• [EXERCISE]
Under this task are some entries; return every one of them exactly.

Stored records:
--------------------------------------------------
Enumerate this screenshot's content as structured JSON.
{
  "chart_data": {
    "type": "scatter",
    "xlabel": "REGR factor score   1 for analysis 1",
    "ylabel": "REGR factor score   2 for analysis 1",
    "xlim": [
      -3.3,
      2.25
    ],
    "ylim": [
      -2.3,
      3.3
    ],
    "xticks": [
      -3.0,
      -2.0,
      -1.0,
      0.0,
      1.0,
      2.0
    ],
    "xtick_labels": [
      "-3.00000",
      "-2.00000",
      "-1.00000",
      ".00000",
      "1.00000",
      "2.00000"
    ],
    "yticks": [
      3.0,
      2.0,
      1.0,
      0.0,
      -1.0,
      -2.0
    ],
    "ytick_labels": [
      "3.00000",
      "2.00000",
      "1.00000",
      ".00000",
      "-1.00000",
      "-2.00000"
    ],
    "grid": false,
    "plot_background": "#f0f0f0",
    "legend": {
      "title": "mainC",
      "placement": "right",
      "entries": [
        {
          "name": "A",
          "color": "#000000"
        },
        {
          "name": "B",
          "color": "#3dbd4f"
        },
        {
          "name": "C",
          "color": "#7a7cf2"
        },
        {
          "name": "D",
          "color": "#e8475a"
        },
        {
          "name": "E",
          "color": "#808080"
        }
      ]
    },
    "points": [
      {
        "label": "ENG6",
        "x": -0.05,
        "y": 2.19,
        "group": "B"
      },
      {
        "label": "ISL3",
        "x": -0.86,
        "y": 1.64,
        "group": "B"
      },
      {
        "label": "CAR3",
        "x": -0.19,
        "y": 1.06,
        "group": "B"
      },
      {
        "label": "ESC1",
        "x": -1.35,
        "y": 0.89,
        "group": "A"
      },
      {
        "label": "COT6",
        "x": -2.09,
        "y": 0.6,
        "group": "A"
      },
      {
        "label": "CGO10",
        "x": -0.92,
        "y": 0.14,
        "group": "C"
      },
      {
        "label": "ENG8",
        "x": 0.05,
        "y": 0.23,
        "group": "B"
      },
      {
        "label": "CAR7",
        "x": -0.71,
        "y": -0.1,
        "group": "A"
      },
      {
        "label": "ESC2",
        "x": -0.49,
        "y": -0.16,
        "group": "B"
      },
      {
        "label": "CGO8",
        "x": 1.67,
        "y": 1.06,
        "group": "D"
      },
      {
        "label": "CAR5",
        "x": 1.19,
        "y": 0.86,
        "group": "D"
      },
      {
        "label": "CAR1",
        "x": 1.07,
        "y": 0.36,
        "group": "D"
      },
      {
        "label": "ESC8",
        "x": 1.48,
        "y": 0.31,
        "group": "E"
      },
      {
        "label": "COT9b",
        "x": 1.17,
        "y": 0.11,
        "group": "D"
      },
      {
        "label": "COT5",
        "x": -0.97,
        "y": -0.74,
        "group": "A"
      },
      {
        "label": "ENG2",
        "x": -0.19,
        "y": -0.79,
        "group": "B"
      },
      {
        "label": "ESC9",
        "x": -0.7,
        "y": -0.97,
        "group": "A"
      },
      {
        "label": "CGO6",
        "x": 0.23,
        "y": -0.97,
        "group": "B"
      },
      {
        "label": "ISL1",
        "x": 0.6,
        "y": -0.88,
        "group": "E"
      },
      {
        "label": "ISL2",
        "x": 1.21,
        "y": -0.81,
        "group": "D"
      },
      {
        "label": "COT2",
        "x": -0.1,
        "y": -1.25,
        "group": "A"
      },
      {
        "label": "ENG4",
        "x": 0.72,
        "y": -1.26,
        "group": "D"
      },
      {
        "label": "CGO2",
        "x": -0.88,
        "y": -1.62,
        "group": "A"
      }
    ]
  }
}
--------------------------------------------------
• [SOLUTION TO THIS PROBLEM]
Enumerate this screenshot's content as structured JSON.
{
  "chart_data": {
    "type": "scatter",
    "xlabel": "REGR factor score   1 for analysis 1",
    "ylabel": "REGR factor score   2 for analysis 1",
    "xlim": [
      -3.3,
      2.25
    ],
    "ylim": [
      -2.3,
      3.3
    ],
    "xticks": [
      -3.0,
      -2.0,
      -1.0,
      0.0,
      1.0,
      2.0
    ],
    "xtick_labels": [
      "-3.00000",
      "-2.00000",
      "-1.00000",
      ".00000",
      "1.00000",
      "2.00000"
    ],
    "yticks": [
      3.0,
      2.0,
      1.0,
      0.0,
      -1.0,
      -2.0
    ],
    "ytick_labels": [
      "3.00000",
      "2.00000",
      "1.00000",
      ".00000",
      "-1.00000",
      "-2.00000"
    ],
    "grid": false,
    "plot_background": "#f0f0f0",
    "legend": {
      "title": "mainC",
      "placement": "right",
      "entries": [
        {
          "name": "A",
          "color": "#000000"
        },
        {
          "name": "B",
          "color": "#3dbd4f"
        },
        {
          "name": "C",
          "color": "#7a7cf2"
        },
        {
          "name": "D",
          "color": "#e8475a"
        },
        {
          "name": "E",
          "color": "#808080"
        }
      ]
    },
    "points": [
      {
        "label": "ENG6",
        "x": -0.05,
        "y": 2.19,
        "group": "B"
      },
      {
        "label": "ISL3",
        "x": -0.86,
        "y": 1.64,
        "group": "B"
      },
      {
        "label": "CAR3",
        "x": -0.19,
        "y": 1.06,
        "group": "B"
      },
      {
        "label": "ESC1",
        "x": -1.35,
        "y": 0.89,
        "group": "A"
      },
      {
        "label": "COT6",
        "x": -2.09,
        "y": 0.6,
        "group": "A"
      },
      {
        "label": "CGO10",
        "x": -0.92,
        "y": 0.14,
        "group": "C"
      },
      {
        "label": "ENG8",
        "x": 0.05,
        "y": 0.23,
        "group": "B"
      },
      {
        "label": "CAR7",
        "x": -0.71,
        "y": -0.1,
        "group": "A"
      },
      {
        "label": "ESC2",
        "x": -0.49,
        "y": -0.16,
        "group": "B"
      },
      {
        "label": "CGO8",
        "x": 1.67,
        "y": 1.06,
        "group": "D"
      },
      {
        "label": "CAR5",
        "x": 1.19,
        "y": 0.86,
        "group": "D"
      },
      {
        "label": "CAR1",
        "x": 1.07,
        "y": 0.36,
        "group": "D"
      },
      {
        "label": "ESC8",
        "x": 1.48,
        "y": 0.31,
        "group": "E"
      },
      {
        "label": "COT9b",
        "x": 1.17,
        "y": 0.11,
        "group": "D"
      },
      {
        "label": "COT5",
        "x": -0.97,
        "y": -0.74,
        "group": "A"
      },
      {
        "label": "ENG2",
        "x": -0.19,
        "y": -0.79,
        "group": "B"
      },
      {
        "label": "ESC9",
        "x": -0.7,
        "y": -0.97,
        "group": "A"
      },
      {
        "label": "CGO6",
        "x": 0.23,
        "y": -0.97,
        "group": "B"
      },
      {
        "label": "ISL1",
        "x": 0.6,
        "y": -0.88,
        "group": "E"
      },
      {
        "label": "ISL2",
        "x": 1.21,
        "y": -0.81,
        "group": "D"
      },
      {
        "label": "COT2",
        "x": -0.1,
        "y": -1.25,
        "group": "A"
      },
      {
        "label": "ENG4",
        "x": 0.72,
        "y": -1.26,
        "group": "D"
      },
      {
        "label": "CGO2",
        "x": -0.88,
        "y": -1.62,
        "group": "A"
      }
    ]
  }
}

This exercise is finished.